Figure collection entries:
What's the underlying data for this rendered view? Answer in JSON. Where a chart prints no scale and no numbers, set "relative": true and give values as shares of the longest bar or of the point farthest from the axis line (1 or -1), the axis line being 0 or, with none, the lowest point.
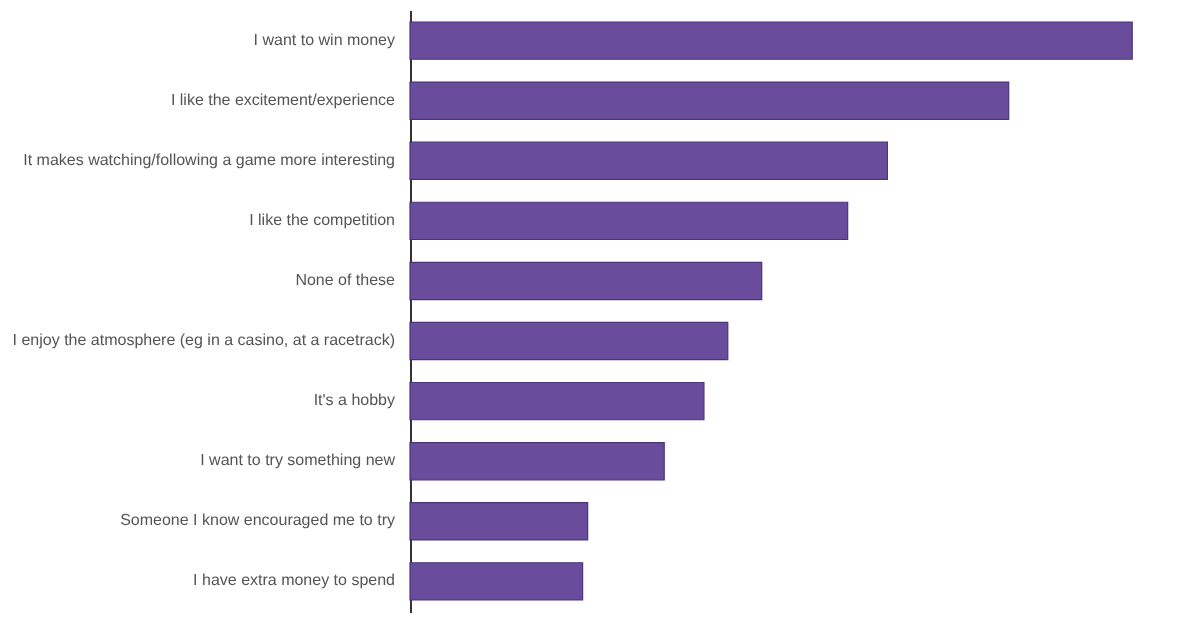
{
  "chart_data": {
    "type": "bar",
    "orientation": "horizontal",
    "relative": true,
    "categories": [
      "I want to win money",
      "I like the excitement/experience",
      "It makes watching/following a game more interesting",
      "I like the competition",
      "None of these",
      "I enjoy the atmosphere (eg in a casino, at a racetrack)",
      "It's a hobby",
      "I want to try something new",
      "Someone I know encouraged me to try",
      "I have extra money to spend"
    ],
    "values": [
      1,
      0.829,
      0.661,
      0.606,
      0.487,
      0.44,
      0.407,
      0.352,
      0.246,
      0.239
    ],
    "color": "#6a4c9c"
  }
}
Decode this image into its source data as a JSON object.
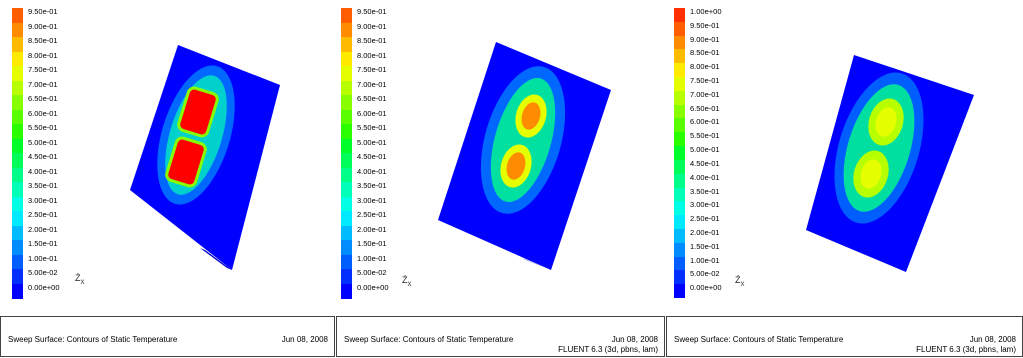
{
  "panels": [
    {
      "colorbar": {
        "labels": [
          "9.50e-01",
          "9.00e-01",
          "8.50e-01",
          "8.00e-01",
          "7.50e-01",
          "7.00e-01",
          "6.50e-01",
          "6.00e-01",
          "5.50e-01",
          "5.00e-01",
          "4.50e-01",
          "4.00e-01",
          "3.50e-01",
          "3.00e-01",
          "2.50e-01",
          "2.00e-01",
          "1.50e-01",
          "1.00e-01",
          "5.00e-02",
          "0.00e+00"
        ]
      },
      "caption": {
        "title": "Sweep Surface: Contours of Static Temperature",
        "date": "Jun 08, 2008",
        "solver": ""
      }
    },
    {
      "colorbar": {
        "labels": [
          "9.50e-01",
          "9.00e-01",
          "8.50e-01",
          "8.00e-01",
          "7.50e-01",
          "7.00e-01",
          "6.50e-01",
          "6.00e-01",
          "5.50e-01",
          "5.00e-01",
          "4.50e-01",
          "4.00e-01",
          "3.50e-01",
          "3.00e-01",
          "2.50e-01",
          "2.00e-01",
          "1.50e-01",
          "1.00e-01",
          "5.00e-02",
          "0.00e+00"
        ]
      },
      "caption": {
        "title": "Sweep Surface: Contours of Static Temperature",
        "date": "Jun 08, 2008",
        "solver": "FLUENT 6.3 (3d, pbns, lam)"
      }
    },
    {
      "colorbar": {
        "labels": [
          "1.00e+00",
          "9.50e-01",
          "9.00e-01",
          "8.50e-01",
          "8.00e-01",
          "7.50e-01",
          "7.00e-01",
          "6.50e-01",
          "6.00e-01",
          "5.50e-01",
          "5.00e-01",
          "4.50e-01",
          "4.00e-01",
          "3.50e-01",
          "3.00e-01",
          "2.50e-01",
          "2.00e-01",
          "1.50e-01",
          "1.00e-01",
          "5.00e-02",
          "0.00e+00"
        ]
      },
      "caption": {
        "title": "Sweep Surface: Contours of Static Temperature",
        "date": "Jun 08, 2008",
        "solver": "FLUENT 6.3 (3d, pbns, lam)"
      }
    }
  ],
  "colors": {
    "scale": [
      "#ff0000",
      "#ff2f00",
      "#ff5e00",
      "#ff8c00",
      "#ffbb00",
      "#ffea00",
      "#e5ff00",
      "#b7ff00",
      "#88ff00",
      "#59ff00",
      "#2aff00",
      "#00ff2a",
      "#00ff59",
      "#00ff88",
      "#00ffb7",
      "#00ffe5",
      "#00eaff",
      "#00bbff",
      "#008cff",
      "#005eff",
      "#002fff",
      "#0000ff"
    ],
    "background": "#0000ff"
  }
}
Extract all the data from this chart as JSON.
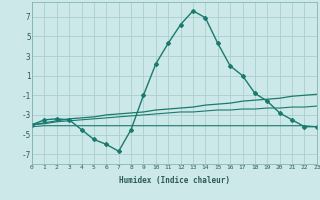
{
  "xlabel": "Humidex (Indice chaleur)",
  "x_values": [
    0,
    1,
    2,
    3,
    4,
    5,
    6,
    7,
    8,
    9,
    10,
    11,
    12,
    13,
    14,
    15,
    16,
    17,
    18,
    19,
    20,
    21,
    22,
    23
  ],
  "line1_y": [
    -4.0,
    -3.5,
    -3.4,
    -3.5,
    -4.5,
    -5.5,
    -6.0,
    -6.7,
    -4.5,
    -1.0,
    2.2,
    4.3,
    6.2,
    7.6,
    6.9,
    4.3,
    2.0,
    1.0,
    -0.8,
    -1.6,
    -2.8,
    -3.5,
    -4.2,
    -4.2
  ],
  "line2_y": [
    -4.0,
    -3.8,
    -3.6,
    -3.4,
    -3.3,
    -3.2,
    -3.0,
    -2.9,
    -2.8,
    -2.7,
    -2.5,
    -2.4,
    -2.3,
    -2.2,
    -2.0,
    -1.9,
    -1.8,
    -1.6,
    -1.5,
    -1.4,
    -1.3,
    -1.1,
    -1.0,
    -0.9
  ],
  "line3_y": [
    -4.0,
    -3.9,
    -3.7,
    -3.6,
    -3.5,
    -3.4,
    -3.3,
    -3.2,
    -3.1,
    -3.0,
    -2.9,
    -2.8,
    -2.7,
    -2.7,
    -2.6,
    -2.5,
    -2.5,
    -2.4,
    -2.4,
    -2.3,
    -2.3,
    -2.2,
    -2.2,
    -2.1
  ],
  "line4_y": [
    -4.2,
    -4.1,
    -4.1,
    -4.1,
    -4.1,
    -4.1,
    -4.1,
    -4.1,
    -4.1,
    -4.1,
    -4.1,
    -4.1,
    -4.1,
    -4.1,
    -4.1,
    -4.1,
    -4.1,
    -4.1,
    -4.1,
    -4.1,
    -4.1,
    -4.1,
    -4.1,
    -4.2
  ],
  "line_color": "#1a7a6e",
  "bg_color": "#cce8e8",
  "grid_color": "#aacfcf",
  "ylim": [
    -8,
    8.5
  ],
  "xlim": [
    0,
    23
  ],
  "yticks": [
    -7,
    -5,
    -3,
    -1,
    1,
    3,
    5,
    7
  ],
  "xticks": [
    0,
    1,
    2,
    3,
    4,
    5,
    6,
    7,
    8,
    9,
    10,
    11,
    12,
    13,
    14,
    15,
    16,
    17,
    18,
    19,
    20,
    21,
    22,
    23
  ],
  "marker": "D",
  "markersize": 2.0
}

◆ What is asked: With the pictures left out, transcribe the material exactly.

◆ Result for this exercise:
What's the underlying data for this rendered view? Answer in JSON. Where a chart prints no scale and no numbers, set "relative": true and give values as shares of the longest bar or of the point farthest from the axis line (1 or -1), the axis line being 0 or, with none, the lowest point.
{
  "chart_data": {
    "type": "bar",
    "orientation": "horizontal",
    "relative": true,
    "categories": [
      "I want to win money",
      "I like the excitement/experience",
      "It makes watching/following a game more interesting",
      "I like the competition",
      "None of these",
      "I enjoy the atmosphere (eg in a casino, at a racetrack)",
      "It's a hobby",
      "I want to try something new",
      "Someone I know encouraged me to try",
      "I have extra money to spend"
    ],
    "values": [
      1,
      0.829,
      0.661,
      0.606,
      0.487,
      0.44,
      0.407,
      0.352,
      0.246,
      0.239
    ],
    "color": "#6a4c9c"
  }
}
Decode this image into its source data as a JSON object.
{
  "panels": [
    {
      "colorbar": {
        "labels": [
          "9.50e-01",
          "9.00e-01",
          "8.50e-01",
          "8.00e-01",
          "7.50e-01",
          "7.00e-01",
          "6.50e-01",
          "6.00e-01",
          "5.50e-01",
          "5.00e-01",
          "4.50e-01",
          "4.00e-01",
          "3.50e-01",
          "3.00e-01",
          "2.50e-01",
          "2.00e-01",
          "1.50e-01",
          "1.00e-01",
          "5.00e-02",
          "0.00e+00"
        ]
      },
      "caption": {
        "title": "Sweep Surface: Contours of Static Temperature",
        "date": "Jun 08, 2008",
        "solver": ""
      }
    },
    {
      "colorbar": {
        "labels": [
          "9.50e-01",
          "9.00e-01",
          "8.50e-01",
          "8.00e-01",
          "7.50e-01",
          "7.00e-01",
          "6.50e-01",
          "6.00e-01",
          "5.50e-01",
          "5.00e-01",
          "4.50e-01",
          "4.00e-01",
          "3.50e-01",
          "3.00e-01",
          "2.50e-01",
          "2.00e-01",
          "1.50e-01",
          "1.00e-01",
          "5.00e-02",
          "0.00e+00"
        ]
      },
      "caption": {
        "title": "Sweep Surface: Contours of Static Temperature",
        "date": "Jun 08, 2008",
        "solver": "FLUENT 6.3 (3d, pbns, lam)"
      }
    },
    {
      "colorbar": {
        "labels": [
          "1.00e+00",
          "9.50e-01",
          "9.00e-01",
          "8.50e-01",
          "8.00e-01",
          "7.50e-01",
          "7.00e-01",
          "6.50e-01",
          "6.00e-01",
          "5.50e-01",
          "5.00e-01",
          "4.50e-01",
          "4.00e-01",
          "3.50e-01",
          "3.00e-01",
          "2.50e-01",
          "2.00e-01",
          "1.50e-01",
          "1.00e-01",
          "5.00e-02",
          "0.00e+00"
        ]
      },
      "caption": {
        "title": "Sweep Surface: Contours of Static Temperature",
        "date": "Jun 08, 2008",
        "solver": "FLUENT 6.3 (3d, pbns, lam)"
      }
    }
  ],
  "colors": {
    "scale": [
      "#ff0000",
      "#ff2f00",
      "#ff5e00",
      "#ff8c00",
      "#ffbb00",
      "#ffea00",
      "#e5ff00",
      "#b7ff00",
      "#88ff00",
      "#59ff00",
      "#2aff00",
      "#00ff2a",
      "#00ff59",
      "#00ff88",
      "#00ffb7",
      "#00ffe5",
      "#00eaff",
      "#00bbff",
      "#008cff",
      "#005eff",
      "#002fff",
      "#0000ff"
    ],
    "background": "#0000ff"
  }
}
Extract all the data from this chart as JSON.
{
  "xlabel": "Humidex (Indice chaleur)",
  "x_values": [
    0,
    1,
    2,
    3,
    4,
    5,
    6,
    7,
    8,
    9,
    10,
    11,
    12,
    13,
    14,
    15,
    16,
    17,
    18,
    19,
    20,
    21,
    22,
    23
  ],
  "line1_y": [
    -4.0,
    -3.5,
    -3.4,
    -3.5,
    -4.5,
    -5.5,
    -6.0,
    -6.7,
    -4.5,
    -1.0,
    2.2,
    4.3,
    6.2,
    7.6,
    6.9,
    4.3,
    2.0,
    1.0,
    -0.8,
    -1.6,
    -2.8,
    -3.5,
    -4.2,
    -4.2
  ],
  "line2_y": [
    -4.0,
    -3.8,
    -3.6,
    -3.4,
    -3.3,
    -3.2,
    -3.0,
    -2.9,
    -2.8,
    -2.7,
    -2.5,
    -2.4,
    -2.3,
    -2.2,
    -2.0,
    -1.9,
    -1.8,
    -1.6,
    -1.5,
    -1.4,
    -1.3,
    -1.1,
    -1.0,
    -0.9
  ],
  "line3_y": [
    -4.0,
    -3.9,
    -3.7,
    -3.6,
    -3.5,
    -3.4,
    -3.3,
    -3.2,
    -3.1,
    -3.0,
    -2.9,
    -2.8,
    -2.7,
    -2.7,
    -2.6,
    -2.5,
    -2.5,
    -2.4,
    -2.4,
    -2.3,
    -2.3,
    -2.2,
    -2.2,
    -2.1
  ],
  "line4_y": [
    -4.2,
    -4.1,
    -4.1,
    -4.1,
    -4.1,
    -4.1,
    -4.1,
    -4.1,
    -4.1,
    -4.1,
    -4.1,
    -4.1,
    -4.1,
    -4.1,
    -4.1,
    -4.1,
    -4.1,
    -4.1,
    -4.1,
    -4.1,
    -4.1,
    -4.1,
    -4.1,
    -4.2
  ],
  "line_color": "#1a7a6e",
  "bg_color": "#cce8e8",
  "grid_color": "#aacfcf",
  "ylim": [
    -8,
    8.5
  ],
  "xlim": [
    0,
    23
  ],
  "yticks": [
    -7,
    -5,
    -3,
    -1,
    1,
    3,
    5,
    7
  ],
  "xticks": [
    0,
    1,
    2,
    3,
    4,
    5,
    6,
    7,
    8,
    9,
    10,
    11,
    12,
    13,
    14,
    15,
    16,
    17,
    18,
    19,
    20,
    21,
    22,
    23
  ],
  "marker": "D",
  "markersize": 2.0
}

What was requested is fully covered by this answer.